From the entries that follow, pick out all lines holding "xlabel".

TASK INPUT:
######
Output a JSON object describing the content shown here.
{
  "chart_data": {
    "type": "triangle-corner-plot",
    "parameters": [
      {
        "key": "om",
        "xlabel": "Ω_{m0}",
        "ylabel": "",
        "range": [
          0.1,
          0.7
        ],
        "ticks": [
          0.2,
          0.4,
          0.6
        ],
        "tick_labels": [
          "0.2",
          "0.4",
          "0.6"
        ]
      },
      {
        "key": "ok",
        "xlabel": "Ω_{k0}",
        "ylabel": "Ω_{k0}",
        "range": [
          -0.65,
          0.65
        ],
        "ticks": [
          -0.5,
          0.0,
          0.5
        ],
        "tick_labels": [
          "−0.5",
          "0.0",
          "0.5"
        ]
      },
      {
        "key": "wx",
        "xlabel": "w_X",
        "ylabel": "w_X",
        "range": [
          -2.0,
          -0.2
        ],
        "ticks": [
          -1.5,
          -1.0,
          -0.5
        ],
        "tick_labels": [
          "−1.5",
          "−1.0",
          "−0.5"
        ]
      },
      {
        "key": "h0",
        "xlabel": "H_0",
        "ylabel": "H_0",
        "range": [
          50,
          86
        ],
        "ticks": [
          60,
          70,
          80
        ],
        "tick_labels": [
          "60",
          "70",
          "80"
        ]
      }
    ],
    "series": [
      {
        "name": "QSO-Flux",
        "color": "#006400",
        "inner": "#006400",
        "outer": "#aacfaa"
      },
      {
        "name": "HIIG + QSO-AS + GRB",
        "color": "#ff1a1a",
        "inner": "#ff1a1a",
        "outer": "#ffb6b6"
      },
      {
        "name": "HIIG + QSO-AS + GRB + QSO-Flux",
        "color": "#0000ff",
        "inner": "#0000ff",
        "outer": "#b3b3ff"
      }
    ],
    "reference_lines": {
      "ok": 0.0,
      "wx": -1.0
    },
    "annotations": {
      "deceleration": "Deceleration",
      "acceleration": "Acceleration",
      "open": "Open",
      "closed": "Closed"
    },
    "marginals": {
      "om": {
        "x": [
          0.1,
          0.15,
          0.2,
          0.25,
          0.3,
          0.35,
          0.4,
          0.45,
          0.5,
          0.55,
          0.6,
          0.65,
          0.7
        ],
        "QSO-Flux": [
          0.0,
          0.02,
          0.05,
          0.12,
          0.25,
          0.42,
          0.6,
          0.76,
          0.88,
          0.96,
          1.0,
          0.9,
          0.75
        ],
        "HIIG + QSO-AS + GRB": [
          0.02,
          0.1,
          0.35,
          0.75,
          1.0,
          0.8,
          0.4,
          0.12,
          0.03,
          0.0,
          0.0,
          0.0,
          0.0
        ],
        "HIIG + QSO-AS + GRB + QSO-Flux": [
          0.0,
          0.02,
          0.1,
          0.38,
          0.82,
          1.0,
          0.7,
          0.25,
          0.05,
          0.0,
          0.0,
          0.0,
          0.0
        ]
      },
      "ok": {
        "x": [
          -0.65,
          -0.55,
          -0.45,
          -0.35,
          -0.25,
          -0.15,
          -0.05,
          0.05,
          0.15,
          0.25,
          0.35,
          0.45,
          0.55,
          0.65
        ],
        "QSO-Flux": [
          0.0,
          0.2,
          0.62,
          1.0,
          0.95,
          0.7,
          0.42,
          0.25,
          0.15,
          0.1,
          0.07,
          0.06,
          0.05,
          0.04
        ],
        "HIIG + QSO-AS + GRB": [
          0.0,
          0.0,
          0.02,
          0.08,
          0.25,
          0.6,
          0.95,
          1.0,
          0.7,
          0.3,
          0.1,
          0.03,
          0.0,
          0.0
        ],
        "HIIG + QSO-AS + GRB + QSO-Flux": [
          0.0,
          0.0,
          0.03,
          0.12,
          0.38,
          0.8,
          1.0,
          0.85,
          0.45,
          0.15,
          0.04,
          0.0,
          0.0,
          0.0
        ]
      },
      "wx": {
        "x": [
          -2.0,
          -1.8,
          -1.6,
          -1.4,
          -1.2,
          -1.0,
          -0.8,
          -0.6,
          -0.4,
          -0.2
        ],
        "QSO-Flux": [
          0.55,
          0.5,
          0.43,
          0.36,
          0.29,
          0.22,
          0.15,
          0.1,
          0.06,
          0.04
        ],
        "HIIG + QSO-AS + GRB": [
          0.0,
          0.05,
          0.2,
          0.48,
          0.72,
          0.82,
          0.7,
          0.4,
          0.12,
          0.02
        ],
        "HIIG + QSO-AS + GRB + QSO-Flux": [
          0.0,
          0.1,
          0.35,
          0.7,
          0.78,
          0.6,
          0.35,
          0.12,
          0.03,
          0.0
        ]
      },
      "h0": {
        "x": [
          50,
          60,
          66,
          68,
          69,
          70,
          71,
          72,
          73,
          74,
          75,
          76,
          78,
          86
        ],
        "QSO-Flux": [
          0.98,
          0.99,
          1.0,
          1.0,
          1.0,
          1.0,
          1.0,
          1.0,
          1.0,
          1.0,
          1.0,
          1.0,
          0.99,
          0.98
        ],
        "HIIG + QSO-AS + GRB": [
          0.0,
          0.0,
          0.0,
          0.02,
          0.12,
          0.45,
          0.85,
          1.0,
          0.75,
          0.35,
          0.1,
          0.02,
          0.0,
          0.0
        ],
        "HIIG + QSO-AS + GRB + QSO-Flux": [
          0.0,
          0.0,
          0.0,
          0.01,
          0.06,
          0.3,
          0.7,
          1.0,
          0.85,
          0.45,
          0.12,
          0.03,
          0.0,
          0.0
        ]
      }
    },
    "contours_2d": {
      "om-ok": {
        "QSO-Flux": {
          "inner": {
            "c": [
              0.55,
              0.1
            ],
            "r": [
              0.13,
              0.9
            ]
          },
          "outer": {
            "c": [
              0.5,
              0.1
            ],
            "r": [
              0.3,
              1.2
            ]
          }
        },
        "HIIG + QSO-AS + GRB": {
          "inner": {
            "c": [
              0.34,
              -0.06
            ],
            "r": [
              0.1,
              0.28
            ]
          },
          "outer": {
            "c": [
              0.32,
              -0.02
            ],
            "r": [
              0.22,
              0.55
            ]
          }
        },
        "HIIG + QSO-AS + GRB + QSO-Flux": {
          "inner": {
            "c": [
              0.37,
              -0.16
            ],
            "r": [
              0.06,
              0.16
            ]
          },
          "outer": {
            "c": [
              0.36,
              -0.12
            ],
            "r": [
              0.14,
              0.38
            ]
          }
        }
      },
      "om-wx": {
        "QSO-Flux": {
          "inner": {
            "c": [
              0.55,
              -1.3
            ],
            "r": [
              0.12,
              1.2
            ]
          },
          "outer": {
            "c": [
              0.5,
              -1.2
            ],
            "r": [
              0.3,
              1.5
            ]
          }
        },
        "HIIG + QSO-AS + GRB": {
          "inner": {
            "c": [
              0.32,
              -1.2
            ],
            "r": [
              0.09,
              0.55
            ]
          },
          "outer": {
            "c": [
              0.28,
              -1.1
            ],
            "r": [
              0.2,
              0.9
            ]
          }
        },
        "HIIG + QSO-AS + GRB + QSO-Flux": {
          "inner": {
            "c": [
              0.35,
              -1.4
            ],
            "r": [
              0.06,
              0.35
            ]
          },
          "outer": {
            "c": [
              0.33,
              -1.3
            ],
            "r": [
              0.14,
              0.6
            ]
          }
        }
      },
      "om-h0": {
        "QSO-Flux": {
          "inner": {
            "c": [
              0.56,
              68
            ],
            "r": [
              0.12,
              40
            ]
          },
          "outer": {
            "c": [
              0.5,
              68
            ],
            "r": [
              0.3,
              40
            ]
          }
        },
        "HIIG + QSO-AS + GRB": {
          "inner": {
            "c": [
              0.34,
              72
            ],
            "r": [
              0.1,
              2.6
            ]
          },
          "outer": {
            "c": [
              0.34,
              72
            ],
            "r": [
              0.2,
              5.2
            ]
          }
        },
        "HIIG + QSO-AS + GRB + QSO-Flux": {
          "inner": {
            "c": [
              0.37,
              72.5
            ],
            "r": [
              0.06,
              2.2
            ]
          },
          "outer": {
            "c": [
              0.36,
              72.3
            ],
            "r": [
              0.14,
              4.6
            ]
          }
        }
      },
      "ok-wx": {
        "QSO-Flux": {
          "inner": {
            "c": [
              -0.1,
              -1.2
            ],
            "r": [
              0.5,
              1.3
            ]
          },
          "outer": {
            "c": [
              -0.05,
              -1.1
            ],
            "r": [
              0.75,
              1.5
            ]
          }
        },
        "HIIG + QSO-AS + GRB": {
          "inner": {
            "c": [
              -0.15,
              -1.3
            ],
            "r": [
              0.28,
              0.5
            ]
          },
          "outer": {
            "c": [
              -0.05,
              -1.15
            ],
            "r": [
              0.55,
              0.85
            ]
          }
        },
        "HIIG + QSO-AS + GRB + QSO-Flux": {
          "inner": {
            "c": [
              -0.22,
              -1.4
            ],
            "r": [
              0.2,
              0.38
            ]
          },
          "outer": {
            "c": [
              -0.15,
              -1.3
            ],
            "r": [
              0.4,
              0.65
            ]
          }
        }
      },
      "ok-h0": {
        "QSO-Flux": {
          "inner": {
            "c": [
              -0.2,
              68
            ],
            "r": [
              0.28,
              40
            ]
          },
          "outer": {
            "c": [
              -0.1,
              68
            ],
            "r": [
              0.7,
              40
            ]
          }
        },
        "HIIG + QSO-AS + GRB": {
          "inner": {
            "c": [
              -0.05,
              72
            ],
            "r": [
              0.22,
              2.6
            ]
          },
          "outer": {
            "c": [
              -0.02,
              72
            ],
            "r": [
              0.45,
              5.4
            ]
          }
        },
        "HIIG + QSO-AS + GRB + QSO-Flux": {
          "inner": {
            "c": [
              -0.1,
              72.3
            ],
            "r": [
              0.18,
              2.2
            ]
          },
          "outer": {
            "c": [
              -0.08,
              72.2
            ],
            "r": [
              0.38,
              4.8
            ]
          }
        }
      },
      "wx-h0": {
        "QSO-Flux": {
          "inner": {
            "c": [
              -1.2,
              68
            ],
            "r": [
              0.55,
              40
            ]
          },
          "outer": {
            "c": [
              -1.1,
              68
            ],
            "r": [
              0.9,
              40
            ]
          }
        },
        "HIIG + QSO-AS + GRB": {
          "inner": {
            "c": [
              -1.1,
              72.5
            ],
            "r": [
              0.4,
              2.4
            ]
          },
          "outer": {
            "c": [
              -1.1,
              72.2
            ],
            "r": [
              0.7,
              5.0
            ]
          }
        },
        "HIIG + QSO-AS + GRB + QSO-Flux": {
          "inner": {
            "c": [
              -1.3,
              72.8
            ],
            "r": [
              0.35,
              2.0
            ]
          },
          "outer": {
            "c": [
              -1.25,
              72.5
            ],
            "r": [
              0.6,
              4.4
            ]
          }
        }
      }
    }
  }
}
######
EXERCISE SOLUTION:
        "xlabel": "Ω_{m0}",
        "xlabel": "Ω_{k0}",
        "xlabel": "w_X",
        "xlabel": "H_0",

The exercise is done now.